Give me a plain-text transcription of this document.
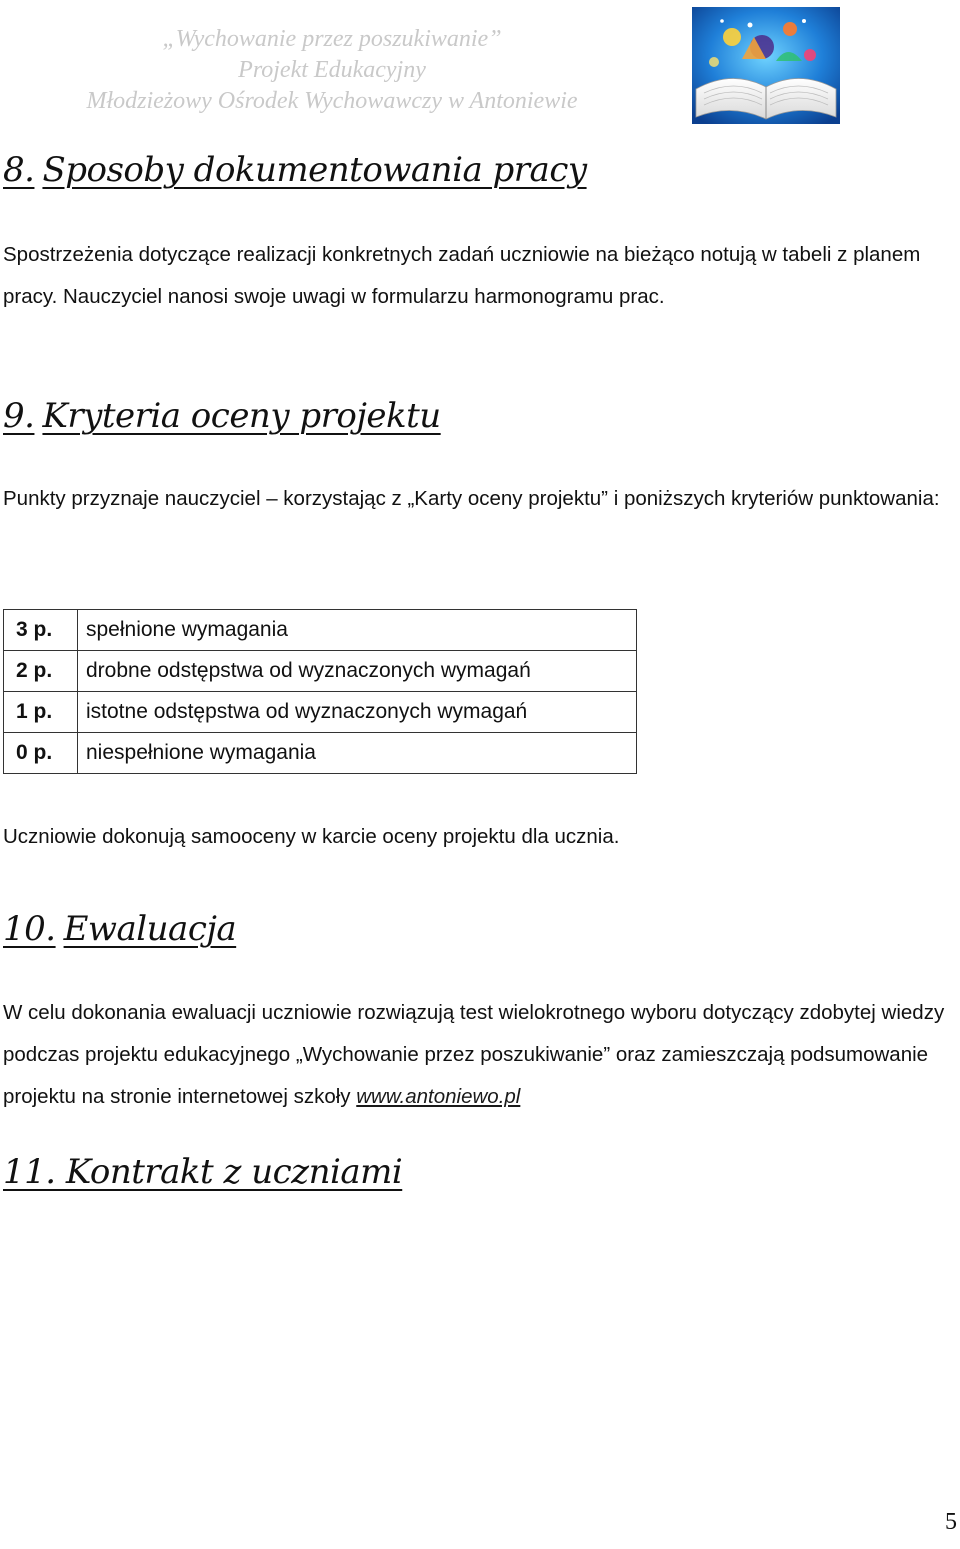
„Wychowanie przez poszukiwanie”
Projekt Edukacyjny
Młodzieżowy Ośrodek Wychowawczy w Antoniewie
8. Sposoby dokumentowania pracy

Spostrzeżenia dotyczące realizacji konkretnych zadań uczniowie na bieżąco notują w tabeli z planem pracy. Nauczyciel nanosi swoje uwagi w formularzu harmonogramu prac.

9. Kryteria oceny projektu

Punkty przyznaje nauczyciel – korzystając z „Karty oceny projektu” i poniższych kryteriów punktowania:

3 p.	spełnione wymagania
2 p.	drobne odstępstwa od wyznaczonych wymagań
1 p.	istotne odstępstwa od wyznaczonych wymagań
0 p.	niespełnione wymagania

Uczniowie dokonują samooceny w karcie oceny projektu dla ucznia.

10. Ewaluacja

W celu dokonania ewaluacji uczniowie rozwiązują test wielokrotnego wyboru dotyczący zdobytej wiedzy podczas projektu edukacyjnego „Wychowanie przez poszukiwanie” oraz zamieszczają podsumowanie projektu na stronie internetowej szkoły www.antoniewo.pl

11. Kontrakt z uczniami
5
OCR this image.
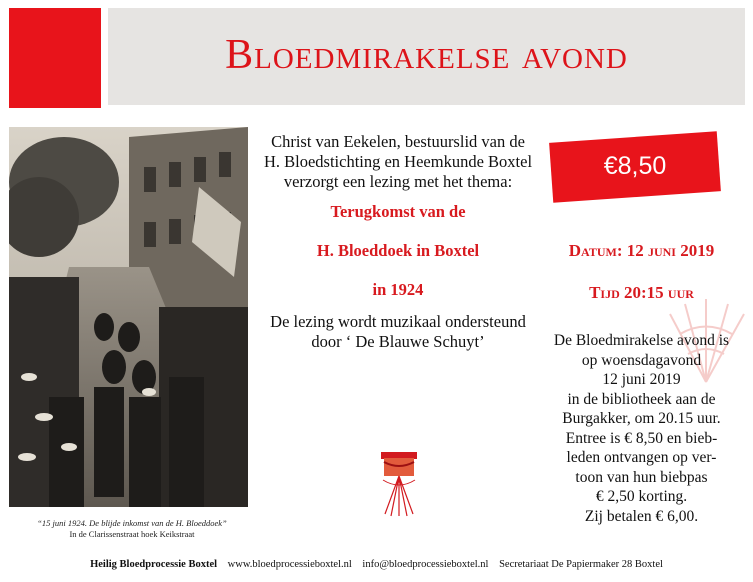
Bloedmirakelse avond
“15 juni 1924. De blijde inkomst van de H. Bloeddoek”
In de Clarissenstraat hoek Keikstraat
Christ van Eekelen, bestuurslid van de H. Bloedstichting en Heemkunde Boxtel verzorgt een lezing met het thema:
Terugkomst van de
H. Bloeddoek in Boxtel
in 1924
De lezing wordt muzikaal ondersteund door ‘ De Blauwe Schuyt’
€8,50
Datum: 12 juni 2019
Tijd 20:15 uur
De Bloedmirakelse avond is
op woensdagavond
12 juni 2019
in de bibliotheek aan de
Burgakker, om 20.15 uur.
Entree is € 8,50 en bieb-
leden ontvangen op ver-
toon van hun biebpas
€ 2,50 korting.
Zij betalen € 6,00.
Heilig Bloedprocessie Boxtel www.bloedprocessieboxtel.nl info@bloedprocessieboxtel.nl Secretariaat De Papiermaker 28 Boxtel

+++

Exercise brief:
Copy each line above precisely, dropping the pictures.

Task output:
Give me a plain-text transcription of this document.
„Wychowanie przez poszukiwanie”
Projekt Edukacyjny
Młodzieżowy Ośrodek Wychowawczy w Antoniewie
8. Sposoby dokumentowania pracy

Spostrzeżenia dotyczące realizacji konkretnych zadań uczniowie na bieżąco notują w tabeli z planem pracy. Nauczyciel nanosi swoje uwagi w formularzu harmonogramu prac.

9. Kryteria oceny projektu

Punkty przyznaje nauczyciel – korzystając z „Karty oceny projektu” i poniższych kryteriów punktowania:

3 p.	spełnione wymagania
2 p.	drobne odstępstwa od wyznaczonych wymagań
1 p.	istotne odstępstwa od wyznaczonych wymagań
0 p.	niespełnione wymagania

Uczniowie dokonują samooceny w karcie oceny projektu dla ucznia.

10. Ewaluacja

W celu dokonania ewaluacji uczniowie rozwiązują test wielokrotnego wyboru dotyczący zdobytej wiedzy podczas projektu edukacyjnego „Wychowanie przez poszukiwanie” oraz zamieszczają podsumowanie projektu na stronie internetowej szkoły www.antoniewo.pl

11. Kontrakt z uczniami
5
OCR this image.
Bloedmirakelse avond
“15 juni 1924. De blijde inkomst van de H. Bloeddoek”
In de Clarissenstraat hoek Keikstraat
Christ van Eekelen, bestuurslid van de H. Bloedstichting en Heemkunde Boxtel verzorgt een lezing met het thema:
Terugkomst van de
H. Bloeddoek in Boxtel
in 1924
De lezing wordt muzikaal ondersteund door ‘ De Blauwe Schuyt’
€8,50
Datum: 12 juni 2019
Tijd 20:15 uur
De Bloedmirakelse avond is
op woensdagavond
12 juni 2019
in de bibliotheek aan de
Burgakker, om 20.15 uur.
Entree is € 8,50 en bieb-
leden ontvangen op ver-
toon van hun biebpas
€ 2,50 korting.
Zij betalen € 6,00.
Heilig Bloedprocessie Boxtel www.bloedprocessieboxtel.nl info@bloedprocessieboxtel.nl Secretariaat De Papiermaker 28 Boxtel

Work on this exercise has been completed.